UK: Keeping you informed - Technical updates – News in brief

Last Updated: 13 December 2005
This article is part of a series: Click Insurance Market Update – December 2005 - Value Chain for the previous article.

FSA Consultation paper 05/9

The proposals in this quarterly consultation paper of most direct relevance to general insurers are amendments to:

  • the integrated prudential sourcebook and the interim prudential sourcebook for insurers – to make a number of clarifications following the introduction of the FSA’s new prudential regime for insurers; and
  • interim prudential sourcebook for insurers – regarding a form for private submission of the solo Enhanced Capital Requirement "soft test" at 31 December 2005. In addition there is a proposal to require public disclosure of the capital adequacy position of insurance groups and insurance led conglomerates at 31 December 2005 with the requirement becoming a "hard test" at 31 December 2006.

FSA Consultation paper 05/14

This consultation paper published in October 2005 deals with a number of matters, with the following summarising those relevant to insurers and insurance intermediaries:

  • proposals to amend the Integrated Prudential sourcebook, the Interim Prudential Sourcebook for Insurers and the Lloyd’s Sourcebook to ensure sufficient transparency in financial returns regarding financial reinsurance agreements;
  • proposals to amend the Integrated Prudential sourcebook and the Supervision manual regarding the inclusion of unaudited reserves and unverified interim profits within firms’ capital resources and RMAR. The FSA propose that firms able to take advantage of the Companies Act provisions that enable them not to appoint auditors will be able to include unaudited reserves within their capital resources and RMAR; and
  • proposals to amend the Insurance Conduct of Business sourcebook to make miscellaneous clarifications and corrections, including regarding the provision of information to the customers of general insurance firms.

European developments

Approval of EU reinsurance directive

In July 2005 the European Parliament approved the proposed Directive on reinsurance. The Directive would establish supervision of reinsurers by competent authorities in their "home" country, on the basis of which they could operate throughout the EU. That supervision would have to be exercised in line with provisions which all Member States would need to apply.

● Directives
A – In the insurance update, what would let reinsurers operate throughout the EU under the proposed Directive on reinsurance?
B – From the insurance update, echo the passage between "FSA Consultation paper 05/9" and "31 December 2006.", inclusive.

Layout region records:
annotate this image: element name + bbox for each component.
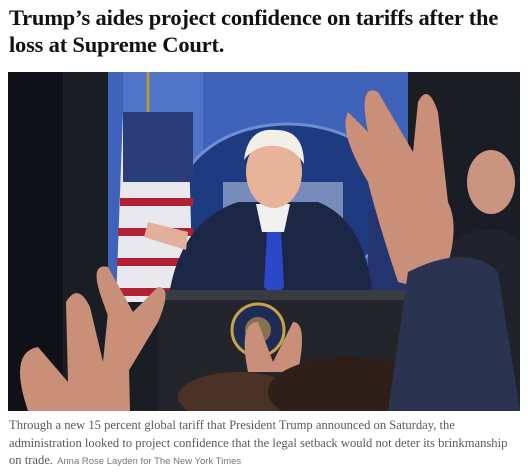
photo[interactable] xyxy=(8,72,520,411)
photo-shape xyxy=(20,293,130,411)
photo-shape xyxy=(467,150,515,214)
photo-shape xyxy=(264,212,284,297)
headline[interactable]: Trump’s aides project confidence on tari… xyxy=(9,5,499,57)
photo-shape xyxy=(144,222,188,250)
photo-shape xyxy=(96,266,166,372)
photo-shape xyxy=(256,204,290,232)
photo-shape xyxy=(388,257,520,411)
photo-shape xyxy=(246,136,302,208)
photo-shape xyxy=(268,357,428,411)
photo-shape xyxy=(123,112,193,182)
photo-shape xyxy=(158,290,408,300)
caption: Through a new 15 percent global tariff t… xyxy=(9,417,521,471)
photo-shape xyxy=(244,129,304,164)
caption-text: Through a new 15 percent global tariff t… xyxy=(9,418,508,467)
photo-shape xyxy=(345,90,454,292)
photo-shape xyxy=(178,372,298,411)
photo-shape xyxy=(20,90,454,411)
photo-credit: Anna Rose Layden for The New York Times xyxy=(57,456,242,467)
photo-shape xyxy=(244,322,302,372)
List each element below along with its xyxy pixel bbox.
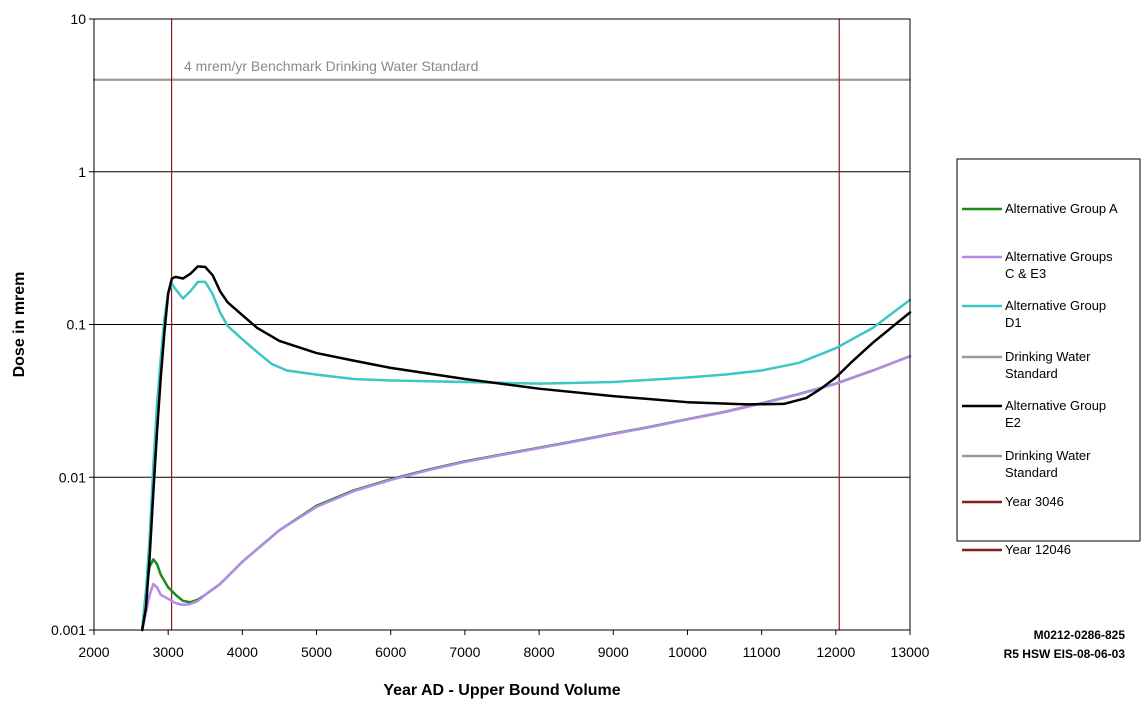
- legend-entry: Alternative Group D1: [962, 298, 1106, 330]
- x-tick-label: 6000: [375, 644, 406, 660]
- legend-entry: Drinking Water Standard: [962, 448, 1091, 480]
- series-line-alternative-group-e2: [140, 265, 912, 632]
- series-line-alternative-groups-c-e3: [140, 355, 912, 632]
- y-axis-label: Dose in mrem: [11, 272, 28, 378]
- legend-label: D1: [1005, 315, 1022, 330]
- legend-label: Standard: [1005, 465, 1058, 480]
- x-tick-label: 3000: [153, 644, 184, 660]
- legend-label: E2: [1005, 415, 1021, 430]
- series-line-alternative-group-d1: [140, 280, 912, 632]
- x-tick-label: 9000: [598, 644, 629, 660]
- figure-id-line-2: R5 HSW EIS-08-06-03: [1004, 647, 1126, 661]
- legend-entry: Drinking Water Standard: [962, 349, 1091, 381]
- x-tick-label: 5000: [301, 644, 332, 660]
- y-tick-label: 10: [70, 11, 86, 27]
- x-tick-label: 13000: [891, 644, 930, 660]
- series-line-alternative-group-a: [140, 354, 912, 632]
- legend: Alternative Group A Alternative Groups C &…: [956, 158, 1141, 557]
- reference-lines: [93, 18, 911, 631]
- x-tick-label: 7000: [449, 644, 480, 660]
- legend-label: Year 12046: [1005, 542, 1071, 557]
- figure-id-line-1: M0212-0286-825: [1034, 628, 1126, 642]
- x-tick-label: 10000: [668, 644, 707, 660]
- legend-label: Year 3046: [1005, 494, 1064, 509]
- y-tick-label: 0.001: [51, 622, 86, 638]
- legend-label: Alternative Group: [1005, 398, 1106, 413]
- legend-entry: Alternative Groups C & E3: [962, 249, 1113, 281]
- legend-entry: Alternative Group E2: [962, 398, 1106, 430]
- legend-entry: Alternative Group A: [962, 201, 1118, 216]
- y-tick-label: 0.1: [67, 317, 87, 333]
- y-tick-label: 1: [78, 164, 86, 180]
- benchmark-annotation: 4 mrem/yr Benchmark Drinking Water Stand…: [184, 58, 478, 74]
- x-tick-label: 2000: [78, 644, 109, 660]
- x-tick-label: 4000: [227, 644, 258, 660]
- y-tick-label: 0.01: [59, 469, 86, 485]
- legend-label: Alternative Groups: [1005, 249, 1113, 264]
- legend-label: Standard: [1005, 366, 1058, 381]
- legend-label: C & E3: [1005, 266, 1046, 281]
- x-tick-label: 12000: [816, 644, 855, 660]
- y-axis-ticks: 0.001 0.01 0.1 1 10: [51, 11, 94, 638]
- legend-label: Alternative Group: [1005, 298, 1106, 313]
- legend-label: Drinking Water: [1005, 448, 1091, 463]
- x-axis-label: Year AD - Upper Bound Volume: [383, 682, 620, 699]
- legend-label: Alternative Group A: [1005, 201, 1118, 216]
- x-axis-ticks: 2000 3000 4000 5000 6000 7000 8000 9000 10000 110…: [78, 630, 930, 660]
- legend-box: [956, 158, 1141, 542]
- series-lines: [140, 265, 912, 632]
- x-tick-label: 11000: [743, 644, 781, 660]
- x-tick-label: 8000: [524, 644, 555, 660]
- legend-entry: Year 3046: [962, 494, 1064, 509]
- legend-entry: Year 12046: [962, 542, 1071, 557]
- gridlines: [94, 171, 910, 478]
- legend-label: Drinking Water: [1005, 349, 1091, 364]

● Solutions
A – The Directive would place reinsurers under supervision by competent authorities in their "home" country, and on that basis they could operate throughout the EU. That supervision would follow provisions that all Member States would need to apply.

B –
FSA Consultation paper 05/9

The proposals in this quarterly consultation paper of most direct relevance to general insurers are amendments to:

  • the integrated prudential sourcebook and the interim prudential sourcebook for insurers – to make a number of clarifications following the introduction of the FSA’s new prudential regime for insurers; and
  • interim prudential sourcebook for insurers – regarding a form for private submission of the solo Enhanced Capital Requirement "soft test" at 31 December 2005. In addition there is a proposal to require public disclosure of the capital adequacy position of insurance groups and insurance led conglomerates at 31 December 2005 with the requirement becoming a "hard test" at 31 December 2006.